Take the listing and print it in full, exactly as given.

Part of a data file:
* BEGIN *
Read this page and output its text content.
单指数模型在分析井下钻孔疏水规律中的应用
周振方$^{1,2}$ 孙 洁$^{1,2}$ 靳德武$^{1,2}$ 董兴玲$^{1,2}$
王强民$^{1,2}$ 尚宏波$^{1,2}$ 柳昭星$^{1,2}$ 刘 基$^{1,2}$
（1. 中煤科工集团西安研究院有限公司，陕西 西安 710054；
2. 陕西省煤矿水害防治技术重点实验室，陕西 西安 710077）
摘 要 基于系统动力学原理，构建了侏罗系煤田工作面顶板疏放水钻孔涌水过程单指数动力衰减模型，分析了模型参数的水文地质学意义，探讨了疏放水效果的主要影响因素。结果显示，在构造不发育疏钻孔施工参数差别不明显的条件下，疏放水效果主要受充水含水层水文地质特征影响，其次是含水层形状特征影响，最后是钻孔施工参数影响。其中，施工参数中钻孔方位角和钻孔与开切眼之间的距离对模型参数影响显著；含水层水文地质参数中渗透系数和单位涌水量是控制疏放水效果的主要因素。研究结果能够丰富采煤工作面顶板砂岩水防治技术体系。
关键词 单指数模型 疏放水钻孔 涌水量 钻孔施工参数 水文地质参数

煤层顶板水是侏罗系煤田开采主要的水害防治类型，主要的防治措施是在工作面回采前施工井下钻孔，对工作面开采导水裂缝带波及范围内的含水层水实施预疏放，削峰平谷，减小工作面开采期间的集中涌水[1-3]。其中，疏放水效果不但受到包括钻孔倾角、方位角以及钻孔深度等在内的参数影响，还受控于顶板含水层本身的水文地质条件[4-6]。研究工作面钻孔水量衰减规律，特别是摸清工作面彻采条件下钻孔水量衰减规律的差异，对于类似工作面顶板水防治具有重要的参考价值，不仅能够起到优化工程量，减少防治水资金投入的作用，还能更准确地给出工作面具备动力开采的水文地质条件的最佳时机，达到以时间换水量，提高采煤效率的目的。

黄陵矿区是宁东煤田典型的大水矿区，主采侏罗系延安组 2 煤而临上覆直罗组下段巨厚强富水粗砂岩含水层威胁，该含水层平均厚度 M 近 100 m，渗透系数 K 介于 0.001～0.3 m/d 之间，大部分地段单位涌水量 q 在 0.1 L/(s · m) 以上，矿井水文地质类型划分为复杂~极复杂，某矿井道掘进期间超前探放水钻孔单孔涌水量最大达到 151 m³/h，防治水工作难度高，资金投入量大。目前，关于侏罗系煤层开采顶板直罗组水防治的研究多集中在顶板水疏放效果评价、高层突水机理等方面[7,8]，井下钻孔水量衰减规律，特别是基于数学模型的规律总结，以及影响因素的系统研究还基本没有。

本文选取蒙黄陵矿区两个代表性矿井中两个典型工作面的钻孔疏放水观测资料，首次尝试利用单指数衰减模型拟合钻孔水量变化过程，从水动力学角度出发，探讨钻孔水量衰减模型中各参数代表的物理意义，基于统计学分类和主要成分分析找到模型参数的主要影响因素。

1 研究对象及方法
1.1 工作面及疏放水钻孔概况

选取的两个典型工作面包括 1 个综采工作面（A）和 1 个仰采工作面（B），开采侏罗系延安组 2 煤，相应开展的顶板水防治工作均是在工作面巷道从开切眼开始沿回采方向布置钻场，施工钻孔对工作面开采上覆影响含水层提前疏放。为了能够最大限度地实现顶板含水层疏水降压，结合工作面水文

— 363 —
* END *
SOLUTION =>
Read this page and output its text content.
单指数模型在分析井下钻孔疏水规律中的应用
周振方$^{1,2}$ 孙 洁$^{1,2}$ 靳德武$^{1,2}$ 董兴玲$^{1,2}$
王强民$^{1,2}$ 尚宏波$^{1,2}$ 柳昭星$^{1,2}$ 刘 基$^{1,2}$
（1. 中煤科工集团西安研究院有限公司，陕西 西安 710054；
2. 陕西省煤矿水害防治技术重点实验室，陕西 西安 710077）
摘 要 基于系统动力学原理，构建了侏罗系煤田工作面顶板疏放水钻孔涌水过程单指数动力衰减模型，分析了模型参数的水文地质学意义，探讨了疏放水效果的主要影响因素。结果显示，在构造不发育疏钻孔施工参数差别不明显的条件下，疏放水效果主要受充水含水层水文地质特征影响，其次是含水层形状特征影响，最后是钻孔施工参数影响。其中，施工参数中钻孔方位角和钻孔与开切眼之间的距离对模型参数影响显著；含水层水文地质参数中渗透系数和单位涌水量是控制疏放水效果的主要因素。研究结果能够丰富采煤工作面顶板砂岩水防治技术体系。
关键词 单指数模型 疏放水钻孔 涌水量 钻孔施工参数 水文地质参数

煤层顶板水是侏罗系煤田开采主要的水害防治类型，主要的防治措施是在工作面回采前施工井下钻孔，对工作面开采导水裂缝带波及范围内的含水层水实施预疏放，削峰平谷，减小工作面开采期间的集中涌水[1-3]。其中，疏放水效果不但受到包括钻孔倾角、方位角以及钻孔深度等在内的参数影响，还受控于顶板含水层本身的水文地质条件[4-6]。研究工作面钻孔水量衰减规律，特别是摸清工作面彻采条件下钻孔水量衰减规律的差异，对于类似工作面顶板水防治具有重要的参考价值，不仅能够起到优化工程量，减少防治水资金投入的作用，还能更准确地给出工作面具备动力开采的水文地质条件的最佳时机，达到以时间换水量，提高采煤效率的目的。

黄陵矿区是宁东煤田典型的大水矿区，主采侏罗系延安组 2 煤而临上覆直罗组下段巨厚强富水粗砂岩含水层威胁，该含水层平均厚度 M 近 100 m，渗透系数 K 介于 0.001～0.3 m/d 之间，大部分地段单位涌水量 q 在 0.1 L/(s · m) 以上，矿井水文地质类型划分为复杂~极复杂，某矿井道掘进期间超前探放水钻孔单孔涌水量最大达到 151 m³/h，防治水工作难度高，资金投入量大。目前，关于侏罗系煤层开采顶板直罗组水防治的研究多集中在顶板水疏放效果评价、高层突水机理等方面[7,8]，井下钻孔水量衰减规律，特别是基于数学模型的规律总结，以及影响因素的系统研究还基本没有。

本文选取蒙黄陵矿区两个代表性矿井中两个典型工作面的钻孔疏放水观测资料，首次尝试利用单指数衰减模型拟合钻孔水量变化过程，从水动力学角度出发，探讨钻孔水量衰减模型中各参数代表的物理意义，基于统计学分类和主要成分分析找到模型参数的主要影响因素。

1 研究对象及方法
1.1 工作面及疏放水钻孔概况

选取的两个典型工作面包括 1 个综采工作面（A）和 1 个仰采工作面（B），开采侏罗系延安组 2 煤，相应开展的顶板水防治工作均是在工作面巷道从开切眼开始沿回采方向布置钻场，施工钻孔对工作面开采上覆影响含水层提前疏放。为了能够最大限度地实现顶板含水层疏水降压，结合工作面水文

— 363 —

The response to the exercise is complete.